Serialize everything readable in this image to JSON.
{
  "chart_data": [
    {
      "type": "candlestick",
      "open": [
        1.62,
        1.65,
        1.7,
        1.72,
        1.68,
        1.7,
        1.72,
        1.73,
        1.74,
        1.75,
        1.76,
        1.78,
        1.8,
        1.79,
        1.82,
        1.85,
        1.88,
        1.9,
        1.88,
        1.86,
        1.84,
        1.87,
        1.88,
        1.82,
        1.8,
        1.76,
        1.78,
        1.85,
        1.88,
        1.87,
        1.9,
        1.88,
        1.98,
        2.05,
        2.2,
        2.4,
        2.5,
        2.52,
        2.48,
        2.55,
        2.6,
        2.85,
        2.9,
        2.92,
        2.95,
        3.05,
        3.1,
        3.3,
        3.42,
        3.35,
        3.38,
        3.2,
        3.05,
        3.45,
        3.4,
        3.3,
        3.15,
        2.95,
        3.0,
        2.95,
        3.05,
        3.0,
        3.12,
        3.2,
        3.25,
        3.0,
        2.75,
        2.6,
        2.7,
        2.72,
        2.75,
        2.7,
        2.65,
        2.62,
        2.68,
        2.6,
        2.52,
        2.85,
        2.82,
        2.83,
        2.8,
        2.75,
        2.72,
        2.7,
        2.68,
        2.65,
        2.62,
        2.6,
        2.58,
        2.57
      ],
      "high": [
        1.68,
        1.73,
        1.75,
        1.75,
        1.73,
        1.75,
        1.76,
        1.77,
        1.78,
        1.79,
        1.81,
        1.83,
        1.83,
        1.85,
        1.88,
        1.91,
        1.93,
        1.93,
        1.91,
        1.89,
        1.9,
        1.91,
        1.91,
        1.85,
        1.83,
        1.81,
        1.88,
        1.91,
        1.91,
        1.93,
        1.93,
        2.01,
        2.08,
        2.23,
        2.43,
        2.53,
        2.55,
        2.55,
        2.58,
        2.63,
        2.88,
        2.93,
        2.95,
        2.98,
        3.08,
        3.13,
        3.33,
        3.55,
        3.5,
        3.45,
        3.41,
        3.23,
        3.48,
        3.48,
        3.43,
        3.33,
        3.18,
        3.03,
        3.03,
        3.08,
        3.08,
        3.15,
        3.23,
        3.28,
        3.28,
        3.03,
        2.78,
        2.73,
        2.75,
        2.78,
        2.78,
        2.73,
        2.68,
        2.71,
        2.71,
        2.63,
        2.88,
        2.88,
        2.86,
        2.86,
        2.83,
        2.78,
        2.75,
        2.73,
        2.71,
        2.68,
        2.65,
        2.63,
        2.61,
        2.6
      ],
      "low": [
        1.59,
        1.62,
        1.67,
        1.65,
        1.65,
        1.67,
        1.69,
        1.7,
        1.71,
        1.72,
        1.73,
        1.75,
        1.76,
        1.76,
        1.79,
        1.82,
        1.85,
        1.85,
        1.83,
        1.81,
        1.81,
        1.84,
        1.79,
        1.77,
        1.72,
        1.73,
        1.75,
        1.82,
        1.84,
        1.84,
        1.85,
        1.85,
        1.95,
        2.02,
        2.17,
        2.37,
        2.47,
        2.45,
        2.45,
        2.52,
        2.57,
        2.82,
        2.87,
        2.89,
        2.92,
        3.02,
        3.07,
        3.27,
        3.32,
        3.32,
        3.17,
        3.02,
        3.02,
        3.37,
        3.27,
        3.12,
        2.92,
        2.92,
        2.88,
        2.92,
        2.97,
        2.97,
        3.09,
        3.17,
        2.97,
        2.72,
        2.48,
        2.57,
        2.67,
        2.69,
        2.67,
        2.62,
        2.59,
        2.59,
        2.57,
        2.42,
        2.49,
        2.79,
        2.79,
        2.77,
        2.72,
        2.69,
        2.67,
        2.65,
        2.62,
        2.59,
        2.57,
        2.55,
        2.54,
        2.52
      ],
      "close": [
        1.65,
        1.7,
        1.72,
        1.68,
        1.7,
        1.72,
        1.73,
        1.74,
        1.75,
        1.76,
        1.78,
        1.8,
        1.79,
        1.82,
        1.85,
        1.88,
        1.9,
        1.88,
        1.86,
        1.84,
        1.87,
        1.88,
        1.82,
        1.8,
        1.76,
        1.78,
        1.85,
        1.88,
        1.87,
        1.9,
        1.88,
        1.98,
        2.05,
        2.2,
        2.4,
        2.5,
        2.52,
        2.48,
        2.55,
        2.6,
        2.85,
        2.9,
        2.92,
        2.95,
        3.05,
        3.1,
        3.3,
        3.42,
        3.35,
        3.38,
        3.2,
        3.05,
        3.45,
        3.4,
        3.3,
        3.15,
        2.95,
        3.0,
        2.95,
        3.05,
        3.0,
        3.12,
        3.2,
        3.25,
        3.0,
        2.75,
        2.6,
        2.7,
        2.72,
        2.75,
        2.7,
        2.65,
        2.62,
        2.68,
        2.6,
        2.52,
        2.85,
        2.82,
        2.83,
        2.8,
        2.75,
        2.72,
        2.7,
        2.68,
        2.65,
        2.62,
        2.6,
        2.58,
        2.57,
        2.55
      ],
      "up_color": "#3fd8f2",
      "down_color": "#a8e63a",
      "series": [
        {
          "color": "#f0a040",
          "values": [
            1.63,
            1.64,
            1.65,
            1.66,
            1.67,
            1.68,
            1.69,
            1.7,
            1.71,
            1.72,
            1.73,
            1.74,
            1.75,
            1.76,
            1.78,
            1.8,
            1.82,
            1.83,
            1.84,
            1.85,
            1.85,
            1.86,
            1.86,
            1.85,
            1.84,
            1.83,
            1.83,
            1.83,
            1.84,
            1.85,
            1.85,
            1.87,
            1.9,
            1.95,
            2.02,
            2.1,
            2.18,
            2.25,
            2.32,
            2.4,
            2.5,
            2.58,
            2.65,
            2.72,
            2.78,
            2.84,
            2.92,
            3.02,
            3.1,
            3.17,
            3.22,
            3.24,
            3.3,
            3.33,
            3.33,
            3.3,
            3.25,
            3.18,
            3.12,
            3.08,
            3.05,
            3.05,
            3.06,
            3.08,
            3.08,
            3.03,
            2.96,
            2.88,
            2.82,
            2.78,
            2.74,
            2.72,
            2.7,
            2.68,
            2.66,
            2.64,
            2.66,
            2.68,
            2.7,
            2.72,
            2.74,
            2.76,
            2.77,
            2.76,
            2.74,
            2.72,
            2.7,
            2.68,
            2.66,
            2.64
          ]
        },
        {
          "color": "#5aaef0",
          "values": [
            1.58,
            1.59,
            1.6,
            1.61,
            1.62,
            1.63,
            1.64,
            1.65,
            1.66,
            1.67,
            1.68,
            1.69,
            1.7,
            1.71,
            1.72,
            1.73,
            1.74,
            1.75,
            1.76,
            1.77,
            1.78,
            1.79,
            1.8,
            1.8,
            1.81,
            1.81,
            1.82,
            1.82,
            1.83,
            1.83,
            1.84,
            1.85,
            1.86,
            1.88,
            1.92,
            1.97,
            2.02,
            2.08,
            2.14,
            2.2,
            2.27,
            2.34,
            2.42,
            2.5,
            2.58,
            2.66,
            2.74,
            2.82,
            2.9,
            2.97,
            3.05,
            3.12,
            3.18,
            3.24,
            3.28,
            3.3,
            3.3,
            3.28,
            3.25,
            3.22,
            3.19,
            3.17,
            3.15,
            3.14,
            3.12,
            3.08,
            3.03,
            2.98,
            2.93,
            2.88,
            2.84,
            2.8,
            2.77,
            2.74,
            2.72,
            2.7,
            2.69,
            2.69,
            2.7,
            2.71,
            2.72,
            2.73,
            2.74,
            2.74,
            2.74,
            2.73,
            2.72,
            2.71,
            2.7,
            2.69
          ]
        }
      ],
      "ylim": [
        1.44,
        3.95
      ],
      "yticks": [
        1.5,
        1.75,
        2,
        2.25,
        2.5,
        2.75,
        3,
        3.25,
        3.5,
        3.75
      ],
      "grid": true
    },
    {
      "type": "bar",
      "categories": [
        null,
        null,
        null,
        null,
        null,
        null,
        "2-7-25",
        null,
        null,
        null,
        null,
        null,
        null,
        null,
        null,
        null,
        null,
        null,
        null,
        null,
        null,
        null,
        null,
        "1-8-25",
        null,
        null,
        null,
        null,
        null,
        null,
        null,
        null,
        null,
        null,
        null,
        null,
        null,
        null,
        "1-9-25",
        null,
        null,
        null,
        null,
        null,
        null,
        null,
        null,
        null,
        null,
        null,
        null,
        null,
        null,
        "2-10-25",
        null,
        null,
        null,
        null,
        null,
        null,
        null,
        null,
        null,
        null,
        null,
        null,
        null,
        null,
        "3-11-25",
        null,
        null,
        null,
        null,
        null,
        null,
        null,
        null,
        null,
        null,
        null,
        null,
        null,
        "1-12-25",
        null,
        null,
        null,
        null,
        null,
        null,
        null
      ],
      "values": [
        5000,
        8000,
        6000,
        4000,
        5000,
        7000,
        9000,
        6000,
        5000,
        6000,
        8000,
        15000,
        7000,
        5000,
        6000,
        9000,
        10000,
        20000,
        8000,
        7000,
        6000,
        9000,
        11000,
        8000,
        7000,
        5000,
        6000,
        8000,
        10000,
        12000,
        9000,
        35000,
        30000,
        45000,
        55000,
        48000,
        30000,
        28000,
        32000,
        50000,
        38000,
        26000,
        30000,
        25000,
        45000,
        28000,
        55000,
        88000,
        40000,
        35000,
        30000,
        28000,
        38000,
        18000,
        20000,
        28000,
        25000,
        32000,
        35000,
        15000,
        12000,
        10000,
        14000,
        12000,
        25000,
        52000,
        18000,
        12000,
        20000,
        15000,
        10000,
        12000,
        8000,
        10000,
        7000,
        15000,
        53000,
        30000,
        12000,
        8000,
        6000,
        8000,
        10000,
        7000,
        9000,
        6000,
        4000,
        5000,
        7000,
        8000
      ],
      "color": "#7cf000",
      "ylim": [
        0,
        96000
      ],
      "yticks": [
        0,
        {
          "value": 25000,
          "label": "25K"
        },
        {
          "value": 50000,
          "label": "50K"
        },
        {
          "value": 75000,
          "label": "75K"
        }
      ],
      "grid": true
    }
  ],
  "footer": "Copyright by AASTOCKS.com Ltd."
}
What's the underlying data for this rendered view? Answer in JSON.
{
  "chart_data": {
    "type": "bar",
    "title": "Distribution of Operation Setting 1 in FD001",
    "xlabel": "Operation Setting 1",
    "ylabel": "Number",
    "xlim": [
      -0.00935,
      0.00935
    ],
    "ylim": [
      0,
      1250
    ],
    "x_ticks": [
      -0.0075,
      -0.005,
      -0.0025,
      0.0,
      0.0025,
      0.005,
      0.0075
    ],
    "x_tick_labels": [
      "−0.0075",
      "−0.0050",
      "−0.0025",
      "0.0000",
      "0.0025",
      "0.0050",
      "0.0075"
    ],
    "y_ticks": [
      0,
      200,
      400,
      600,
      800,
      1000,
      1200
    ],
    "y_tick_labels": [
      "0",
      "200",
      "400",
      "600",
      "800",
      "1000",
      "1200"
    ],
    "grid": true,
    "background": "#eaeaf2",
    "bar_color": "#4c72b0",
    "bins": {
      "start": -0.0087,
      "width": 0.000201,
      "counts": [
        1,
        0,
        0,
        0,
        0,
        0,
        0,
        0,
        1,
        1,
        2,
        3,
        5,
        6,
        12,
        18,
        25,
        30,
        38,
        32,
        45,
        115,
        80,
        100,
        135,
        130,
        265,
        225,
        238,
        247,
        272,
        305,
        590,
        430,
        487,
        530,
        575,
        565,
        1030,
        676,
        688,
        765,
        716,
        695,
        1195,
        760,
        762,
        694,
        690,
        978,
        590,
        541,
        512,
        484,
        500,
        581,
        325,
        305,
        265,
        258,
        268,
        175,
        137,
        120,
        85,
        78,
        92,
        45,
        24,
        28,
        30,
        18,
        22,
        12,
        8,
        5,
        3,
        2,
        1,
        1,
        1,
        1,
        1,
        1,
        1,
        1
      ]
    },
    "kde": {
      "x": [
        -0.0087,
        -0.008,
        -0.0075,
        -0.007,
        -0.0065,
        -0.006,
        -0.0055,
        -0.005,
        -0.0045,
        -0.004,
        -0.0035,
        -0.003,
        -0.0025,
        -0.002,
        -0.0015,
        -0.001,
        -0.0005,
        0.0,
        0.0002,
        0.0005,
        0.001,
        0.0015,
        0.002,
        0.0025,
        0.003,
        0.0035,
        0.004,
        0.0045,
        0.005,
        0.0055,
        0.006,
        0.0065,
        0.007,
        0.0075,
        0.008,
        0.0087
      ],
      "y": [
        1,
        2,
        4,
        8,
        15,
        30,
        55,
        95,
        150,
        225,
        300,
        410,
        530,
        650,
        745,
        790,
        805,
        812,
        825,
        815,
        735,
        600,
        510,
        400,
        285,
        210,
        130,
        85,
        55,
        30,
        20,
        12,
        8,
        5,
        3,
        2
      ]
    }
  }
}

Brief
Identify the lines above that contain the word "this", then copy them.

Exercise answer
Serialize everything readable in this image to JSON.
What's the underlying data for this rendered view? Answer in JSON.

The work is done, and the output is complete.